- Entries shown -
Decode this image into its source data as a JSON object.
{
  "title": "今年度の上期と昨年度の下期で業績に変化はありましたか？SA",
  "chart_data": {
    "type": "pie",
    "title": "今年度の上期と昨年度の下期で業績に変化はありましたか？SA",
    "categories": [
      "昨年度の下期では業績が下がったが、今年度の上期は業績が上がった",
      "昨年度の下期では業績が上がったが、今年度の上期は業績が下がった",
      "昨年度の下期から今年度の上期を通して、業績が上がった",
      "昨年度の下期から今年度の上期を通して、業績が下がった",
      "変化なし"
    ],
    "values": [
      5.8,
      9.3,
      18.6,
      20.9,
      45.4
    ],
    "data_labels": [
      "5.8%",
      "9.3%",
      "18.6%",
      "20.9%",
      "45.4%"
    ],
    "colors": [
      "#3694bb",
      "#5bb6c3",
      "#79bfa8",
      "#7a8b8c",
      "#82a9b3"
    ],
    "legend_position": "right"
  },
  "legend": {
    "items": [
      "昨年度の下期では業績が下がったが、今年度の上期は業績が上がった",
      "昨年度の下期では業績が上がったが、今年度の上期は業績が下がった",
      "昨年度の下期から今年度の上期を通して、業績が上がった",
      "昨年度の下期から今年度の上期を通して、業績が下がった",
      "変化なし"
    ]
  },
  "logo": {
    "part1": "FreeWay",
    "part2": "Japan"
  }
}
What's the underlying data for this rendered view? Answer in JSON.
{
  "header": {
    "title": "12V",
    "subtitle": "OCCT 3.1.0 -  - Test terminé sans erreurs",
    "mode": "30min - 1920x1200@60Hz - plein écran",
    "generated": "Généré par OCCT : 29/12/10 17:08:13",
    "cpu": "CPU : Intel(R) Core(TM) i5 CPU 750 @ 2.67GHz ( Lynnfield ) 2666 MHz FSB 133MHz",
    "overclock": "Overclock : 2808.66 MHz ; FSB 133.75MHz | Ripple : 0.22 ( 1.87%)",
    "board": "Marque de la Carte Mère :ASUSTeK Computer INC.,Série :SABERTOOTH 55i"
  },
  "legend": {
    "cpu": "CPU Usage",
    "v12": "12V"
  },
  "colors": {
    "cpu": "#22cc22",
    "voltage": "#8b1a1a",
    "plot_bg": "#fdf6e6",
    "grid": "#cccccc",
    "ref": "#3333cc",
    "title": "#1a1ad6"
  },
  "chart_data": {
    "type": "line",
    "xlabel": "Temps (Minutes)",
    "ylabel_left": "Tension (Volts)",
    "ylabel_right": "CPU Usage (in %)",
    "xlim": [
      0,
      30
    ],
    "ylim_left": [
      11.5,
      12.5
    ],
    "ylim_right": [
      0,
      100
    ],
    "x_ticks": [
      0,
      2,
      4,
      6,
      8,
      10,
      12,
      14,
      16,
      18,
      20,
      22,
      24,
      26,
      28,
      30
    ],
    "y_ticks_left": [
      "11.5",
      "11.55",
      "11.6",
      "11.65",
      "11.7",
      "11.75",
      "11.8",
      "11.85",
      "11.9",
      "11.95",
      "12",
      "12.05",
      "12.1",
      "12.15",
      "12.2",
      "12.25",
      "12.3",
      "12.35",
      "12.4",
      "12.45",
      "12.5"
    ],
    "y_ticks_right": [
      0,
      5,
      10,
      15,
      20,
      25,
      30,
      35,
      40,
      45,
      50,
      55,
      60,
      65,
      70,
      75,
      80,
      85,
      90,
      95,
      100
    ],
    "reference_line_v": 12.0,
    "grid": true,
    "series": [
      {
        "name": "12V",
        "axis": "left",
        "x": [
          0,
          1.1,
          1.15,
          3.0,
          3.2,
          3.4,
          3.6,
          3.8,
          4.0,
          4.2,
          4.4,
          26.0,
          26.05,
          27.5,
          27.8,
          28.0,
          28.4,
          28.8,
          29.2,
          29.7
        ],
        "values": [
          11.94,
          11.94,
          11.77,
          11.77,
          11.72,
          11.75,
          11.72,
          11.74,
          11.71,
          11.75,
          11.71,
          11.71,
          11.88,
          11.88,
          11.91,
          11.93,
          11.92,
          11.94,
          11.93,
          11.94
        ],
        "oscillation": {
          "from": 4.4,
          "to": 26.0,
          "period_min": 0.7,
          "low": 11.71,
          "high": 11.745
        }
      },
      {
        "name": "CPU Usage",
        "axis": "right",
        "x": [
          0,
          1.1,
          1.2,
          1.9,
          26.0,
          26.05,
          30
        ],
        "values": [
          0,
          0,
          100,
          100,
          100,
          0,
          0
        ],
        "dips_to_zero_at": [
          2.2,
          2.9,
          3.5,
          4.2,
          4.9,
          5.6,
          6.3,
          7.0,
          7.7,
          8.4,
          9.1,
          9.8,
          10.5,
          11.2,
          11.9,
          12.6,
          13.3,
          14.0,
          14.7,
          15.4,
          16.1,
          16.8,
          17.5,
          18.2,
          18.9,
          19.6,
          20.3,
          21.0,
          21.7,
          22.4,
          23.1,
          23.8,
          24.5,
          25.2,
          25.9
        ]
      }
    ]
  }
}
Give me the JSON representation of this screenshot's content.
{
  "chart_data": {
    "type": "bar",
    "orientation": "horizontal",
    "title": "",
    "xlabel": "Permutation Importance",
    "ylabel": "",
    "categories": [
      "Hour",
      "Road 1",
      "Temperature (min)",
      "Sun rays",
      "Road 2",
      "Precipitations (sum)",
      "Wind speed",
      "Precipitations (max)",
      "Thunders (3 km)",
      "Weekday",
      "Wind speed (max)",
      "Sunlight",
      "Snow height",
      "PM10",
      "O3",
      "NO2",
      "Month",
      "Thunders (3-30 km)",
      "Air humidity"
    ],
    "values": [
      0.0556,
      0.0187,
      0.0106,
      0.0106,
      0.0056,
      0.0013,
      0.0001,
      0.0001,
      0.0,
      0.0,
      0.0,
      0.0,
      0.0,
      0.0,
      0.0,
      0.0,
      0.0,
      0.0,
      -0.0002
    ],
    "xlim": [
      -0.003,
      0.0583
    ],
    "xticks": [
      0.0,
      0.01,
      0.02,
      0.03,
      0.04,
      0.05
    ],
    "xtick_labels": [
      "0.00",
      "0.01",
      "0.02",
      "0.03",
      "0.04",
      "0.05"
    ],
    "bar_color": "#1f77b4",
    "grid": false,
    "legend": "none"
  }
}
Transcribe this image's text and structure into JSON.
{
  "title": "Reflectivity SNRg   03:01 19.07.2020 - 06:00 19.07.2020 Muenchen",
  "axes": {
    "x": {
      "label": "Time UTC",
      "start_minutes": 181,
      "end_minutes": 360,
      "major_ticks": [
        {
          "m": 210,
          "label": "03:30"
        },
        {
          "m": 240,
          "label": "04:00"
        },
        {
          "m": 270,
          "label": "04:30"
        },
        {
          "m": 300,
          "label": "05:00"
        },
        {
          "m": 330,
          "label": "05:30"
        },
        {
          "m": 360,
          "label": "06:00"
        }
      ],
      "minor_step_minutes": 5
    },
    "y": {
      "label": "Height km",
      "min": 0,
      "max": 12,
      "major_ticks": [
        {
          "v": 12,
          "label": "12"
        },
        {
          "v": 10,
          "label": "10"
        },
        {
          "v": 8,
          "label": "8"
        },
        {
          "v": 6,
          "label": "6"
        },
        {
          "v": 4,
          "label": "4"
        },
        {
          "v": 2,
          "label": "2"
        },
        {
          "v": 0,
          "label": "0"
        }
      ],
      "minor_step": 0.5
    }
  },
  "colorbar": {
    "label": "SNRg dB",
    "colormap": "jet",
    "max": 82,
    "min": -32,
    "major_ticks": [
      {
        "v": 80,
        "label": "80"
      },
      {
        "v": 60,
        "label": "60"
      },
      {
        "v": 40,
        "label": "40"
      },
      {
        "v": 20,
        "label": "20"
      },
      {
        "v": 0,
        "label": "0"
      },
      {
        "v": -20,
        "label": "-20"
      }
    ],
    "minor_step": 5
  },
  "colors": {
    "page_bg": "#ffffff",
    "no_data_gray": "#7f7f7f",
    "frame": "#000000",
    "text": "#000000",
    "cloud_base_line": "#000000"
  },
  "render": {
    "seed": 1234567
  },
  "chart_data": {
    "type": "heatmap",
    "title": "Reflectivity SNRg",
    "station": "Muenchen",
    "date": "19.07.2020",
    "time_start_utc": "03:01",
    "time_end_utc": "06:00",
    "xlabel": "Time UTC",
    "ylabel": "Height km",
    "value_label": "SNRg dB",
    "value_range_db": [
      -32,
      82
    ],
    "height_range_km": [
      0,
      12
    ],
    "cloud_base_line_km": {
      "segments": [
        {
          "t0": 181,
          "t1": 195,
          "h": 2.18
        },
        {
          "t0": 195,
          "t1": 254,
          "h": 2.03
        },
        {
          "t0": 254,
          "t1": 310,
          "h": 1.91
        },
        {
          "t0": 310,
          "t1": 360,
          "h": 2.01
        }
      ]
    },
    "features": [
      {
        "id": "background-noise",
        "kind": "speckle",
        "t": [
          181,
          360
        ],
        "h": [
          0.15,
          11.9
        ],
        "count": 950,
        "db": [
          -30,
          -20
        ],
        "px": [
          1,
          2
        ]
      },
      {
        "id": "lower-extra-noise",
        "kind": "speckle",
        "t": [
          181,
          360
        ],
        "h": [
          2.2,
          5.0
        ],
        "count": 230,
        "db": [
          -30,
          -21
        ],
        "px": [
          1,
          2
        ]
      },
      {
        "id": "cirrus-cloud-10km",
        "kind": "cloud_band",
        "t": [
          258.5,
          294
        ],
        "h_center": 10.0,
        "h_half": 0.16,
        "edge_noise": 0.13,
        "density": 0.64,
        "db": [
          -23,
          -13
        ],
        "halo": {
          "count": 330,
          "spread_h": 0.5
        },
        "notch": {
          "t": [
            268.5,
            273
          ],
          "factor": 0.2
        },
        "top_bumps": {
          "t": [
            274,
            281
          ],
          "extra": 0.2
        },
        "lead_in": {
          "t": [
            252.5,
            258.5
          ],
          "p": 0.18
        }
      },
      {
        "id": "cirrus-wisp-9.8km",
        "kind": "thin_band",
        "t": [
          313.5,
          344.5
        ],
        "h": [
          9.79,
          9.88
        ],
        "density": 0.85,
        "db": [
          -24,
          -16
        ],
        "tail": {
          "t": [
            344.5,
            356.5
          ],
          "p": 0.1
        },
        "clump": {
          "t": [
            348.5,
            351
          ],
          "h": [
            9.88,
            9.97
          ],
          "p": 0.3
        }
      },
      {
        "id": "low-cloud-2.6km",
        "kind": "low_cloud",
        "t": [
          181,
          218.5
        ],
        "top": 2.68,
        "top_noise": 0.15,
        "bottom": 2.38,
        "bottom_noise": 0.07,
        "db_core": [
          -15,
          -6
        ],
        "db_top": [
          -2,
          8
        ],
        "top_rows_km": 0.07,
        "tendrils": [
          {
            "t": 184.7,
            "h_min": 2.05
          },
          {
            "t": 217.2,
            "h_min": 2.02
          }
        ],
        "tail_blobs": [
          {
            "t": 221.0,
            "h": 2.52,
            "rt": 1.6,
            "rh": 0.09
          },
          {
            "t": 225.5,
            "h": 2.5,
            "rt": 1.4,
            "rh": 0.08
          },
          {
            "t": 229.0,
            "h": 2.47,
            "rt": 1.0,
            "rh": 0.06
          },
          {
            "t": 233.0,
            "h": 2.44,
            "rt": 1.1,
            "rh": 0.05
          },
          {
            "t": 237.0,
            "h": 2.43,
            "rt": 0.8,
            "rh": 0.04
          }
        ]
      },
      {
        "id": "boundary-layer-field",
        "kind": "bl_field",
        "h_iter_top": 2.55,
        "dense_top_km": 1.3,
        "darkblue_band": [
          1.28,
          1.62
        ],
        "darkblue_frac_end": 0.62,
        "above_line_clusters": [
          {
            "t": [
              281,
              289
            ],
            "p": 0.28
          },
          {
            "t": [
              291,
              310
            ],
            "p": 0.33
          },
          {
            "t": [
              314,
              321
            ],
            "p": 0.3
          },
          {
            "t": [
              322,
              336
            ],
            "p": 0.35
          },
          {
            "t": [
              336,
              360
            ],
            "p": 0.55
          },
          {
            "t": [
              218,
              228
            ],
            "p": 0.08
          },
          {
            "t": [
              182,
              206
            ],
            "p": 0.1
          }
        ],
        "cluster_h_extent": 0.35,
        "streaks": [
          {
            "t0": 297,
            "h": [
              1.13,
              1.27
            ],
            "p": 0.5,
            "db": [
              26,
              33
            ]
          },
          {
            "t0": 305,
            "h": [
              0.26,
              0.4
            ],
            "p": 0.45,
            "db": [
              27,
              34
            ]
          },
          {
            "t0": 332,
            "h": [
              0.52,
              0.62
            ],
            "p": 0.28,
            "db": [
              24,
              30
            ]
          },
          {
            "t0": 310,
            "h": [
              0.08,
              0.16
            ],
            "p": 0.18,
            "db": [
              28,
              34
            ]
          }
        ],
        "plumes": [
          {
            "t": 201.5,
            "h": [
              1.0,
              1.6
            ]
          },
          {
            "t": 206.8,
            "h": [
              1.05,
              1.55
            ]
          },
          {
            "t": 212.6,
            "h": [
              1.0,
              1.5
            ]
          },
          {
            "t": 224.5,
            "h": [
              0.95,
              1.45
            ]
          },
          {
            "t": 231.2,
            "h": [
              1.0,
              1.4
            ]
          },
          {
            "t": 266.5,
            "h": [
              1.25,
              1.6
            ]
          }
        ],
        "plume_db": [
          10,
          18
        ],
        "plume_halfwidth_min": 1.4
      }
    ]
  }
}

- Required task -
Return the lines of the records that include the string "SNRg".

- Exercise output -
  "title": "Reflectivity SNRg   03:01 19.07.2020 - 06:00 19.07.2020 Muenchen",
    "label": "SNRg dB",
    "title": "Reflectivity SNRg",
    "value_label": "SNRg dB",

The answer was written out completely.